■ REQUIRED WORK
Copy the lines below word for word, leaving out the pictures.

- - -

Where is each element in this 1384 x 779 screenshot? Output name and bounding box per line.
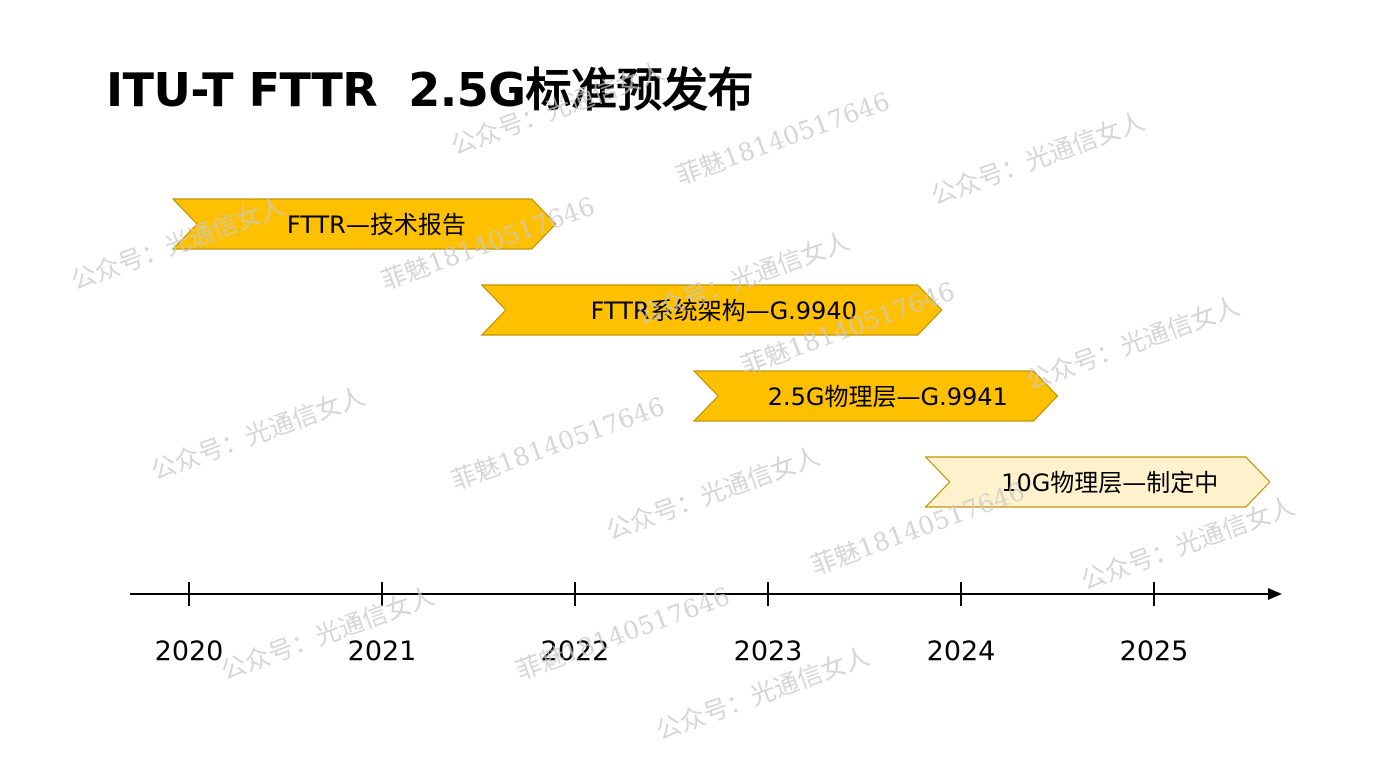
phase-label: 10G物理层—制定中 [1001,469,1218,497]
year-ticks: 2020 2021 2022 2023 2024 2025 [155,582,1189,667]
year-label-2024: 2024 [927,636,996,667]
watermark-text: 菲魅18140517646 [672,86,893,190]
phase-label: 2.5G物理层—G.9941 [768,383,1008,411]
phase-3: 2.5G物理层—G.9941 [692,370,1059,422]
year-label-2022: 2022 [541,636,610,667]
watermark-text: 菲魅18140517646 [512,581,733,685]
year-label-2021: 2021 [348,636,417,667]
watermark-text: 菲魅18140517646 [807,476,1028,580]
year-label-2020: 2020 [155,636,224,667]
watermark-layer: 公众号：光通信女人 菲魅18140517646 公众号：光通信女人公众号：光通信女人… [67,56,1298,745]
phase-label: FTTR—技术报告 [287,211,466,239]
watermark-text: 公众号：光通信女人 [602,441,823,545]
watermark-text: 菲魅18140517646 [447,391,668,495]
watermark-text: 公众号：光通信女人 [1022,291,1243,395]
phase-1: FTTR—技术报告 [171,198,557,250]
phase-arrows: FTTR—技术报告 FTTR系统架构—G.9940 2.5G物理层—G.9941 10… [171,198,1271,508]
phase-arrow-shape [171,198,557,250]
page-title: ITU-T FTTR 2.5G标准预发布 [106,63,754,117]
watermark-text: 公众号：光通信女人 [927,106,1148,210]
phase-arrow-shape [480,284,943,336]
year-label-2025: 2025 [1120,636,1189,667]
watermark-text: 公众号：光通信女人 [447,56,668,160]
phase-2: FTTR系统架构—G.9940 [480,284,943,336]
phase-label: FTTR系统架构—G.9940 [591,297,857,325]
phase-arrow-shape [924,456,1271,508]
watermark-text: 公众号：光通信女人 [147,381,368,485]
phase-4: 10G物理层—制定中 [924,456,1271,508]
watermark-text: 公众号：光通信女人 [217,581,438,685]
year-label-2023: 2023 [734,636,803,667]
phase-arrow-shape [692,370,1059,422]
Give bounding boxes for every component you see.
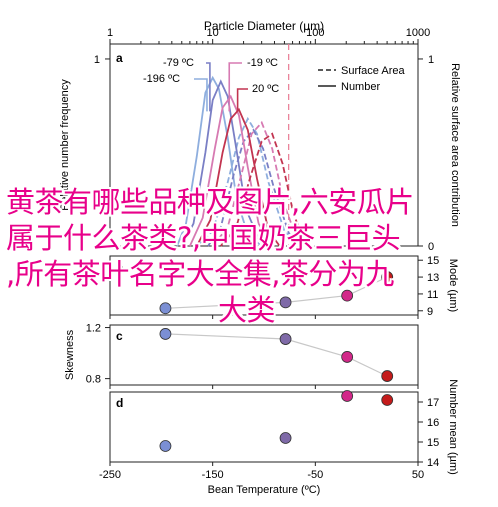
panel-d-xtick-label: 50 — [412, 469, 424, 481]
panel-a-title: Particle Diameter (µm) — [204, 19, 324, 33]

- - -

■ CORRECT ANSWER
Where is each element in this 1384 x 779 screenshot? Output name and bounding box per line.
phase-label: 10G物理层—制定中 [1001,469,1218,497]
year-ticks: 2020 2021 2022 2023 2024 2025 [155,582,1189,667]
year-label-2024: 2024 [927,636,996,667]
watermark-text: 菲魅18140517646 [672,86,893,190]
phase-label: 2.5G物理层—G.9941 [768,383,1008,411]
phase-3: 2.5G物理层—G.9941 [692,370,1059,422]
year-label-2022: 2022 [541,636,610,667]
watermark-text: 菲魅18140517646 [512,581,733,685]
year-label-2021: 2021 [348,636,417,667]
watermark-text: 菲魅18140517646 [807,476,1028,580]
year-label-2020: 2020 [155,636,224,667]
watermark-layer: 公众号：光通信女人 菲魅18140517646 公众号：光通信女人公众号：光通信女人… [67,56,1298,745]
phase-label: FTTR—技术报告 [287,211,466,239]
watermark-text: 公众号：光通信女人 [602,441,823,545]
watermark-text: 菲魅18140517646 [447,391,668,495]
watermark-text: 公众号：光通信女人 [1022,291,1243,395]
phase-1: FTTR—技术报告 [171,198,557,250]
phase-arrows: FTTR—技术报告 FTTR系统架构—G.9940 2.5G物理层—G.9941 10… [171,198,1271,508]
phase-arrow-shape [171,198,557,250]
page-title: ITU-T FTTR 2.5G标准预发布 [106,63,754,117]
watermark-text: 公众号：光通信女人 [927,106,1148,210]
phase-arrow-shape [480,284,943,336]
year-label-2025: 2025 [1120,636,1189,667]
watermark-text: 公众号：光通信女人 [447,56,668,160]
phase-2: FTTR系统架构—G.9940 [480,284,943,336]
phase-label: FTTR系统架构—G.9940 [591,297,857,325]
phase-arrow-shape [924,456,1271,508]
watermark-text: 公众号：光通信女人 [147,381,368,485]
phase-4: 10G物理层—制定中 [924,456,1271,508]
watermark-text: 公众号：光通信女人 [217,581,438,685]
year-label-2023: 2023 [734,636,803,667]
phase-arrow-shape [692,370,1059,422]
Give bounding boxes for every component you see.
panel-d-xtick-label: 50 — [412, 469, 424, 481]
panel-a-title: Particle Diameter (µm) — [204, 19, 324, 33]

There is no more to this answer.